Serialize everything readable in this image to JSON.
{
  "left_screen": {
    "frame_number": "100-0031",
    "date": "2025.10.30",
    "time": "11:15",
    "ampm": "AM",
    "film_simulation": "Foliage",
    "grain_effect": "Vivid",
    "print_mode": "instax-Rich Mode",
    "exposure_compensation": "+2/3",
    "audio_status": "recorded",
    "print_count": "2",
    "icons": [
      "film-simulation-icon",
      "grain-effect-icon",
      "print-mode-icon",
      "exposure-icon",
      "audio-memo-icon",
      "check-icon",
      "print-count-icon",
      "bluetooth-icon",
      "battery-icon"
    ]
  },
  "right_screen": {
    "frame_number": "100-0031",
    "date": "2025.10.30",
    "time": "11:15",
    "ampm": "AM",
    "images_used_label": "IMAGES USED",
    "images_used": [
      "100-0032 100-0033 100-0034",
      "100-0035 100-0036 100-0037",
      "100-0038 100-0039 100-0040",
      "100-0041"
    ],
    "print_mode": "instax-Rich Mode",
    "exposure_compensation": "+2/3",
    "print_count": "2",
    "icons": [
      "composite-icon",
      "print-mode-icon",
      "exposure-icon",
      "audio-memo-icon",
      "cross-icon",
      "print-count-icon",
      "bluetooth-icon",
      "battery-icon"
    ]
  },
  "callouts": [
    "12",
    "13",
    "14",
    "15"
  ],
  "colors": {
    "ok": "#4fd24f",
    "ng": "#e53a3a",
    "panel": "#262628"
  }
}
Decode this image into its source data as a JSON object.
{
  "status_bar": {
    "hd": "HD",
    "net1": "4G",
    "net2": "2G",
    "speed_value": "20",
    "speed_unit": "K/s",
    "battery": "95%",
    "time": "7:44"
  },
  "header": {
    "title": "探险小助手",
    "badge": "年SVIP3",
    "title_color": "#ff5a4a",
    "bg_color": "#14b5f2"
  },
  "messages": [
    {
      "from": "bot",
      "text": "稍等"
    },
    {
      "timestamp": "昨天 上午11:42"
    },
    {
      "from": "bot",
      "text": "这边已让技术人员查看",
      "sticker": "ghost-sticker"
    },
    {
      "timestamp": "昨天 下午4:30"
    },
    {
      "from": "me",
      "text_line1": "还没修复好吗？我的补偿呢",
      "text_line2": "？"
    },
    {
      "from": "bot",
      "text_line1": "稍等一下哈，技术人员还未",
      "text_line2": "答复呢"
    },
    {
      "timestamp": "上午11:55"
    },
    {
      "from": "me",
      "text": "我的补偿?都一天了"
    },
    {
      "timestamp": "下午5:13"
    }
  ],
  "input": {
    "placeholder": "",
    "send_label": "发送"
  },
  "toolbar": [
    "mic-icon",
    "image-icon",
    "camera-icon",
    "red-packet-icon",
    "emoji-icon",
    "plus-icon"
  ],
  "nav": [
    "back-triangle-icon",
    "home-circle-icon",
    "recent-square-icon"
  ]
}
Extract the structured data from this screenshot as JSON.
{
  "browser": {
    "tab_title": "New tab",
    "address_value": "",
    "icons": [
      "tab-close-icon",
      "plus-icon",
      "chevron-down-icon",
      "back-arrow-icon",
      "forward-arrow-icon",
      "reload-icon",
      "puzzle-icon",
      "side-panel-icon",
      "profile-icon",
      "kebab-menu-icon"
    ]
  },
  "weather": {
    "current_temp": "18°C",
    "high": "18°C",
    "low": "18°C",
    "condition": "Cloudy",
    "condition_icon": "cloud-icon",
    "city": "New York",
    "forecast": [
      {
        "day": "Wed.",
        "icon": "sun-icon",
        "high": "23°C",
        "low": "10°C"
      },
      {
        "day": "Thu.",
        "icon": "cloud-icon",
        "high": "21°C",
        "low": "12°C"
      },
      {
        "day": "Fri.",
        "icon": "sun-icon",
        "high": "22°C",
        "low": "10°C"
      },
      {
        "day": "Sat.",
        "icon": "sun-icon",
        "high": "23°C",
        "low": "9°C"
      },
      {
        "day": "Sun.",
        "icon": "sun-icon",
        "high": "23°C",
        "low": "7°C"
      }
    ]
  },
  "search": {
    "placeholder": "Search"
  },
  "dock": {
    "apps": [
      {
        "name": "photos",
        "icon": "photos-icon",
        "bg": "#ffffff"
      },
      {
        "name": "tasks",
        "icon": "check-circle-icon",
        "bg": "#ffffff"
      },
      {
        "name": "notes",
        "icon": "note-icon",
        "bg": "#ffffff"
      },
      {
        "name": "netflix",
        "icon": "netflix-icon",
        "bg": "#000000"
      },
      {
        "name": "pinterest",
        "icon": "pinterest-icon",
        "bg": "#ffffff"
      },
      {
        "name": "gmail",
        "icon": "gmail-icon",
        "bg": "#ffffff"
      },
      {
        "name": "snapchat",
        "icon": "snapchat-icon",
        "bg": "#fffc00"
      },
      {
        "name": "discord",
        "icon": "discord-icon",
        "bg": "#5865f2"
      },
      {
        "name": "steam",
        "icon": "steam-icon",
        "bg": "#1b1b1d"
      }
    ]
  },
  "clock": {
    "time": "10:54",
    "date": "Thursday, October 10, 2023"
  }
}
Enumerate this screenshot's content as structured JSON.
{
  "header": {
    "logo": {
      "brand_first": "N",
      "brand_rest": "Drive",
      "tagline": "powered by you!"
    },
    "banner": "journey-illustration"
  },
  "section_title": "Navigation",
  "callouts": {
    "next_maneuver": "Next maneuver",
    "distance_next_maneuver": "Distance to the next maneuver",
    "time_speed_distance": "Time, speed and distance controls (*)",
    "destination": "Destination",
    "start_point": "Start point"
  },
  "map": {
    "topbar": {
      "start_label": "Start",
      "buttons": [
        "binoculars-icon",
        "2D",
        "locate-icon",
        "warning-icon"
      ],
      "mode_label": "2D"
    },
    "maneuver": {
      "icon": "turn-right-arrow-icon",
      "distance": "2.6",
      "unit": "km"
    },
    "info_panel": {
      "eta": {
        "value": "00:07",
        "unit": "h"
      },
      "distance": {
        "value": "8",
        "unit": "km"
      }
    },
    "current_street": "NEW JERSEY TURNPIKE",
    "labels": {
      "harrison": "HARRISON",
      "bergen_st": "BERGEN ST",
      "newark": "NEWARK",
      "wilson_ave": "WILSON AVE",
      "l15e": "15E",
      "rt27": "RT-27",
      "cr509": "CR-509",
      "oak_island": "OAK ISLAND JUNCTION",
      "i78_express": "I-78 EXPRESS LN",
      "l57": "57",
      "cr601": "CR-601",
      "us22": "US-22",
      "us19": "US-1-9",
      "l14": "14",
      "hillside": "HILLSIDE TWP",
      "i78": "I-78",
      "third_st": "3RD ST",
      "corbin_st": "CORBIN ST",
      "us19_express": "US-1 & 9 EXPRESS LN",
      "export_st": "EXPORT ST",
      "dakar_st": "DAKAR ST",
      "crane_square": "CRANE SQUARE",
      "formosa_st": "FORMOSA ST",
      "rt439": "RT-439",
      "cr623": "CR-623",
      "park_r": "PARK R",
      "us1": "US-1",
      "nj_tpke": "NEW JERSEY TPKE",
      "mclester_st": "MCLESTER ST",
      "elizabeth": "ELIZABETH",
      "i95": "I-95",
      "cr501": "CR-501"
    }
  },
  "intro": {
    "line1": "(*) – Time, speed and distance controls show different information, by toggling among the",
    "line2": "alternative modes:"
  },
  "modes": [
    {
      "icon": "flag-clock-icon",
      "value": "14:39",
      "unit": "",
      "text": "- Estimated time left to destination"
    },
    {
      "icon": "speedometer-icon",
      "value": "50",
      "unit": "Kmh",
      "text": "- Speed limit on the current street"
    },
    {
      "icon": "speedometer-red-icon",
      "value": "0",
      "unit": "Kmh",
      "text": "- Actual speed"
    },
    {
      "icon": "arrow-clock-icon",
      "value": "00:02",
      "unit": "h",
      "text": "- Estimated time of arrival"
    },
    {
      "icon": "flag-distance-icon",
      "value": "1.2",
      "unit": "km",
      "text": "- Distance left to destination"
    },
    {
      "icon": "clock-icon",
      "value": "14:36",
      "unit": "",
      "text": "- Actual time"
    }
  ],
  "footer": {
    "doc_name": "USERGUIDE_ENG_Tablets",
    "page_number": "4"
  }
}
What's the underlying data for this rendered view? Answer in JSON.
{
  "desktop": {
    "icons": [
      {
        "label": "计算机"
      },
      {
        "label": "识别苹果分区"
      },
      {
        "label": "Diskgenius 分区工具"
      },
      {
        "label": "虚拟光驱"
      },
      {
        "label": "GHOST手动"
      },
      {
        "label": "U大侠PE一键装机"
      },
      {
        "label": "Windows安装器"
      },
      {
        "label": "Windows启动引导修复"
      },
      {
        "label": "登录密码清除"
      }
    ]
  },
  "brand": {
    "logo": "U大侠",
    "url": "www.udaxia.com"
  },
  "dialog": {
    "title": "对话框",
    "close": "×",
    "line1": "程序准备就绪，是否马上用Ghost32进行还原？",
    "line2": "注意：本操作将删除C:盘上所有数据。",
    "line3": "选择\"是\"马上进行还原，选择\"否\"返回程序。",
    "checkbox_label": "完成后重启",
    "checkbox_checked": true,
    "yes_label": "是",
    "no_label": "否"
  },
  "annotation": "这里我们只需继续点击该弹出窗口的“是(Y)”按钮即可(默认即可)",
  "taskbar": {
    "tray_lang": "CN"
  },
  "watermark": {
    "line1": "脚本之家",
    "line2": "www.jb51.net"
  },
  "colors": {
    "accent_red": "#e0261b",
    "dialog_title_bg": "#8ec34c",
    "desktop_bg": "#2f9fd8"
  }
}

=-=-=

Check the data for the word "Estimated" and pull out the lines that have it.

» SOLVED EXERCISE
      "text": "- Estimated time left to destination"
      "text": "- Estimated time of arrival"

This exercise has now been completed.